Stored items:
▬▬▬▬▬▬

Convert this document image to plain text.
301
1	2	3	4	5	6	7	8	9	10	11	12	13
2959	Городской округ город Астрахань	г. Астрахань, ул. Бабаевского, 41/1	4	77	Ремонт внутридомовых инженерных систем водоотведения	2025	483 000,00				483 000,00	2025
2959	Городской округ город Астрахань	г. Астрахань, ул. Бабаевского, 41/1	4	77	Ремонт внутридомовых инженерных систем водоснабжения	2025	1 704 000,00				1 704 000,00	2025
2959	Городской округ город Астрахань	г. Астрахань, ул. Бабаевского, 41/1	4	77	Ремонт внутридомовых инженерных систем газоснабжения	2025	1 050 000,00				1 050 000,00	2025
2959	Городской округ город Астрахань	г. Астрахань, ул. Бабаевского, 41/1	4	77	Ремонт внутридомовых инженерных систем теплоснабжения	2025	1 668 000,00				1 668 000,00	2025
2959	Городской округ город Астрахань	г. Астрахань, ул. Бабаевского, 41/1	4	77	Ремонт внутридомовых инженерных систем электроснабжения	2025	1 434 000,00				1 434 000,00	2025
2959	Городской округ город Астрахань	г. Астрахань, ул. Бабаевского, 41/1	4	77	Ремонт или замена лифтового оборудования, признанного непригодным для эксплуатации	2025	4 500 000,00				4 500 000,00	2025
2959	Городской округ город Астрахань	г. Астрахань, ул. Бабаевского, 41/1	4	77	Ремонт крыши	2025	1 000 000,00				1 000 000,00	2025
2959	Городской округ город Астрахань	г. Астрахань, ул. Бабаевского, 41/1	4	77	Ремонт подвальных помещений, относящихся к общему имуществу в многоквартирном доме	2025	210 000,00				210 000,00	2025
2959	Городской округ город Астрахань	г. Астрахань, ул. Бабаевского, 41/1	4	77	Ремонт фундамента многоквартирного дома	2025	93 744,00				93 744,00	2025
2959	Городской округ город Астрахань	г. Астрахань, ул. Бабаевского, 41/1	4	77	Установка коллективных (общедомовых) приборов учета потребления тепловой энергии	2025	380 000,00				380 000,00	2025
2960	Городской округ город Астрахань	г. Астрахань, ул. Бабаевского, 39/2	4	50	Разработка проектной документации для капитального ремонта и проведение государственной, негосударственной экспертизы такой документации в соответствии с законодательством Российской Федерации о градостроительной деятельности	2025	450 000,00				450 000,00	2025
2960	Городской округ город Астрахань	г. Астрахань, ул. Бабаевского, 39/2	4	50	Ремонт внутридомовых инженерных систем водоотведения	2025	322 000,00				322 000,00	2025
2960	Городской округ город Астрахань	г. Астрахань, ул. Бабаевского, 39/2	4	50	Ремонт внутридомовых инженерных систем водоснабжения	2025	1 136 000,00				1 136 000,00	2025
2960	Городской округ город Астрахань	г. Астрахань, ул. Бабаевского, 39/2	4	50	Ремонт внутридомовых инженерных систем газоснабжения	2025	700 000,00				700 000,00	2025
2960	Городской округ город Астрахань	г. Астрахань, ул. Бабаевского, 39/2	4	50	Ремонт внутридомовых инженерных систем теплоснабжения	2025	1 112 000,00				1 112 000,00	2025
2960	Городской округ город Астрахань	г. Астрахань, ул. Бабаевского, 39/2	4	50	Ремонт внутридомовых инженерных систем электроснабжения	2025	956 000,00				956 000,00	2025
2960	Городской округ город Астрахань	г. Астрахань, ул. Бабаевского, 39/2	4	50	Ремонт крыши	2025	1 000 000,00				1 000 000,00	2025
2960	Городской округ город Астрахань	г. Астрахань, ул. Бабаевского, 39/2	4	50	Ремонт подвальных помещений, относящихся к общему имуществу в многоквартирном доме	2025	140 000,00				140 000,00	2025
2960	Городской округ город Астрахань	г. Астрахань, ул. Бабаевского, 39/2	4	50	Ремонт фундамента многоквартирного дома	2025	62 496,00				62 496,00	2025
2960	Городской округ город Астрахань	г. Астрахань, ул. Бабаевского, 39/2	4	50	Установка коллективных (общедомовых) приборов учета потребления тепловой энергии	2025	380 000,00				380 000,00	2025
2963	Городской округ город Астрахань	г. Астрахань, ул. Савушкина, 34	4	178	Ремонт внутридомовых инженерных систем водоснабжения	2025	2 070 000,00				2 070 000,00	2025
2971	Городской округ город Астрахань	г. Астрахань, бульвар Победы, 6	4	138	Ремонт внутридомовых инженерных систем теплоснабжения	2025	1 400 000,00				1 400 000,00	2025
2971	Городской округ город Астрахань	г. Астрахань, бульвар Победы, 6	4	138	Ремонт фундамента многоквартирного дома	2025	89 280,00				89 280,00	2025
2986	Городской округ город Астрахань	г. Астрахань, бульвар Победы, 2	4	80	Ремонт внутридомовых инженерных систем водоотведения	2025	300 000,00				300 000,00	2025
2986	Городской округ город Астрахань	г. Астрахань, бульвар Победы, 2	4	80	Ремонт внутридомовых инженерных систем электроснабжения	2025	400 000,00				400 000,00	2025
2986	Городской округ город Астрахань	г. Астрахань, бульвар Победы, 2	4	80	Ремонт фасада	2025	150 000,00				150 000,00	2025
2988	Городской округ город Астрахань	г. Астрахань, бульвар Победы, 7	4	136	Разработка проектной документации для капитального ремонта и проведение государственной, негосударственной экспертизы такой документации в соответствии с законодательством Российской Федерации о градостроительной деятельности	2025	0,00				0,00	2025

▬▬▬▬▬▬

■ **THE TASK**
Check each line of the entries above for the word "газоснабжения". List the ones that have it.

■ **WORKED SOLUTION**
2959	Городской округ город Астрахань	г. Астрахань, ул. Бабаевского, 41/1	4	77	Ремонт внутридомовых инженерных систем газоснабжения	2025	1 050 000,00				1 050 000,00	2025
2960	Городской округ город Астрахань	г. Астрахань, ул. Бабаевского, 39/2	4	50	Ремонт внутридомовых инженерных систем газоснабжения	2025	700 000,00				700 000,00	2025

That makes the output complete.